§ EXERCISE DESCRIPTION:
Print the data exactly as it is given, please.

>> BEGIN PROVIDED INFORMATION

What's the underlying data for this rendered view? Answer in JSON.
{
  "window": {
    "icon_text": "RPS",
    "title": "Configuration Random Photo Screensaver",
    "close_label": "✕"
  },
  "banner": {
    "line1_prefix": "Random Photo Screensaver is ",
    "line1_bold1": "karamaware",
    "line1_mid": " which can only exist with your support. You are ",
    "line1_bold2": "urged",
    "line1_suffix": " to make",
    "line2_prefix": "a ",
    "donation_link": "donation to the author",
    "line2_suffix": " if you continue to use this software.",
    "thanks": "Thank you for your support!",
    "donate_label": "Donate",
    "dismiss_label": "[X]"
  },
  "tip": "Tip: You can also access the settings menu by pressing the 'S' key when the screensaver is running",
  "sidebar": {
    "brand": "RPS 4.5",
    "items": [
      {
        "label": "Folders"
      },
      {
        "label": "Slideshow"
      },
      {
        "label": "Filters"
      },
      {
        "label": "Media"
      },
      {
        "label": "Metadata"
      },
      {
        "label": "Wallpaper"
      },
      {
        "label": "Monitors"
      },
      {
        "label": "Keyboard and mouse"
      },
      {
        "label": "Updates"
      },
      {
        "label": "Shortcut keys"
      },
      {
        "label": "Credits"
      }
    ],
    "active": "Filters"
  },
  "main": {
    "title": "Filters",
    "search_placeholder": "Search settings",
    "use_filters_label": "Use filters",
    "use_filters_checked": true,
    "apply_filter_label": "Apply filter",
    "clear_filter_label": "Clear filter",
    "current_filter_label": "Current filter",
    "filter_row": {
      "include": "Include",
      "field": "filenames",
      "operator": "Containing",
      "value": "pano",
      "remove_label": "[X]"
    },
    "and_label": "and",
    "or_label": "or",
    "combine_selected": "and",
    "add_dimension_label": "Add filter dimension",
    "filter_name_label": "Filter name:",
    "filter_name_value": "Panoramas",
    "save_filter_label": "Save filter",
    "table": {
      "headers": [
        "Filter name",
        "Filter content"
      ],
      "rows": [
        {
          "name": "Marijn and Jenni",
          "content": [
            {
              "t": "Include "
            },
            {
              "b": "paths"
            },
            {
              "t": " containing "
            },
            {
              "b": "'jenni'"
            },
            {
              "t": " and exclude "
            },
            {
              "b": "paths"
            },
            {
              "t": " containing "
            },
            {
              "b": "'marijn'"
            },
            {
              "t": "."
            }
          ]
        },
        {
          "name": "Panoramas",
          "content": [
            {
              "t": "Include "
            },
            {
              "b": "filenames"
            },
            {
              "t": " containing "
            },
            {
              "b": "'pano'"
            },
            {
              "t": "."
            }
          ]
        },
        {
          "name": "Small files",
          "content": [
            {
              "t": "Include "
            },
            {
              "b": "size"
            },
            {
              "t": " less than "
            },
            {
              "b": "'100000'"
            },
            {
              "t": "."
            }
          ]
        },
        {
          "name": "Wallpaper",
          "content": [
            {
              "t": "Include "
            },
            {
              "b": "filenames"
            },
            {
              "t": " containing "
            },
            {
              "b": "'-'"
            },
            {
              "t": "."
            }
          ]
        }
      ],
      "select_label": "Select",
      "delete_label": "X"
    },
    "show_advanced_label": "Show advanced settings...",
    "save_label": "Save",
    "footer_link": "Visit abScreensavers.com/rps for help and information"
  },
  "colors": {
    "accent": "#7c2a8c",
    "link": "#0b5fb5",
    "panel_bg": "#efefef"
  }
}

>> END PROVIDED INFORMATION

§ SOLUTION TO THE EXERCISE:
What's the underlying data for this rendered view? Answer in JSON.
{
  "window": {
    "icon_text": "RPS",
    "title": "Configuration Random Photo Screensaver",
    "close_label": "✕"
  },
  "banner": {
    "line1_prefix": "Random Photo Screensaver is ",
    "line1_bold1": "karamaware",
    "line1_mid": " which can only exist with your support. You are ",
    "line1_bold2": "urged",
    "line1_suffix": " to make",
    "line2_prefix": "a ",
    "donation_link": "donation to the author",
    "line2_suffix": " if you continue to use this software.",
    "thanks": "Thank you for your support!",
    "donate_label": "Donate",
    "dismiss_label": "[X]"
  },
  "tip": "Tip: You can also access the settings menu by pressing the 'S' key when the screensaver is running",
  "sidebar": {
    "brand": "RPS 4.5",
    "items": [
      {
        "label": "Folders"
      },
      {
        "label": "Slideshow"
      },
      {
        "label": "Filters"
      },
      {
        "label": "Media"
      },
      {
        "label": "Metadata"
      },
      {
        "label": "Wallpaper"
      },
      {
        "label": "Monitors"
      },
      {
        "label": "Keyboard and mouse"
      },
      {
        "label": "Updates"
      },
      {
        "label": "Shortcut keys"
      },
      {
        "label": "Credits"
      }
    ],
    "active": "Filters"
  },
  "main": {
    "title": "Filters",
    "search_placeholder": "Search settings",
    "use_filters_label": "Use filters",
    "use_filters_checked": true,
    "apply_filter_label": "Apply filter",
    "clear_filter_label": "Clear filter",
    "current_filter_label": "Current filter",
    "filter_row": {
      "include": "Include",
      "field": "filenames",
      "operator": "Containing",
      "value": "pano",
      "remove_label": "[X]"
    },
    "and_label": "and",
    "or_label": "or",
    "combine_selected": "and",
    "add_dimension_label": "Add filter dimension",
    "filter_name_label": "Filter name:",
    "filter_name_value": "Panoramas",
    "save_filter_label": "Save filter",
    "table": {
      "headers": [
        "Filter name",
        "Filter content"
      ],
      "rows": [
        {
          "name": "Marijn and Jenni",
          "content": [
            {
              "t": "Include "
            },
            {
              "b": "paths"
            },
            {
              "t": " containing "
            },
            {
              "b": "'jenni'"
            },
            {
              "t": " and exclude "
            },
            {
              "b": "paths"
            },
            {
              "t": " containing "
            },
            {
              "b": "'marijn'"
            },
            {
              "t": "."
            }
          ]
        },
        {
          "name": "Panoramas",
          "content": [
            {
              "t": "Include "
            },
            {
              "b": "filenames"
            },
            {
              "t": " containing "
            },
            {
              "b": "'pano'"
            },
            {
              "t": "."
            }
          ]
        },
        {
          "name": "Small files",
          "content": [
            {
              "t": "Include "
            },
            {
              "b": "size"
            },
            {
              "t": " less than "
            },
            {
              "b": "'100000'"
            },
            {
              "t": "."
            }
          ]
        },
        {
          "name": "Wallpaper",
          "content": [
            {
              "t": "Include "
            },
            {
              "b": "filenames"
            },
            {
              "t": " containing "
            },
            {
              "b": "'-'"
            },
            {
              "t": "."
            }
          ]
        }
      ],
      "select_label": "Select",
      "delete_label": "X"
    },
    "show_advanced_label": "Show advanced settings...",
    "save_label": "Save",
    "footer_link": "Visit abScreensavers.com/rps for help and information"
  },
  "colors": {
    "accent": "#7c2a8c",
    "link": "#0b5fb5",
    "panel_bg": "#efefef"
  }
}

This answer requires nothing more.